### Objective
Tell how many lines have the string "from" in them, and write nothing besides the number.

** START OF The records **

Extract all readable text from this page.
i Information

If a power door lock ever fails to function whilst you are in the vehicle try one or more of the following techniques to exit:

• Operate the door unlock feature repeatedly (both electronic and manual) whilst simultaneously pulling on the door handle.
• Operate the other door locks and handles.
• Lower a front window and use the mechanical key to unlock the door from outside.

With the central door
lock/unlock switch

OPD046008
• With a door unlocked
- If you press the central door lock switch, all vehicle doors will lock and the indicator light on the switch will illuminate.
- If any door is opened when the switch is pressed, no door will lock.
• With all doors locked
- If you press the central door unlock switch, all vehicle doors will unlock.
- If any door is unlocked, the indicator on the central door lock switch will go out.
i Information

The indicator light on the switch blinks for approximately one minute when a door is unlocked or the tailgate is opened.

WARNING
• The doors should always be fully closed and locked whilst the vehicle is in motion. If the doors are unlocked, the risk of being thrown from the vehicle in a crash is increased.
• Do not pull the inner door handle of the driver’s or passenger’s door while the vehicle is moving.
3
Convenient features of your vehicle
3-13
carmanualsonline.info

** END OF The records **

### Finished answer
3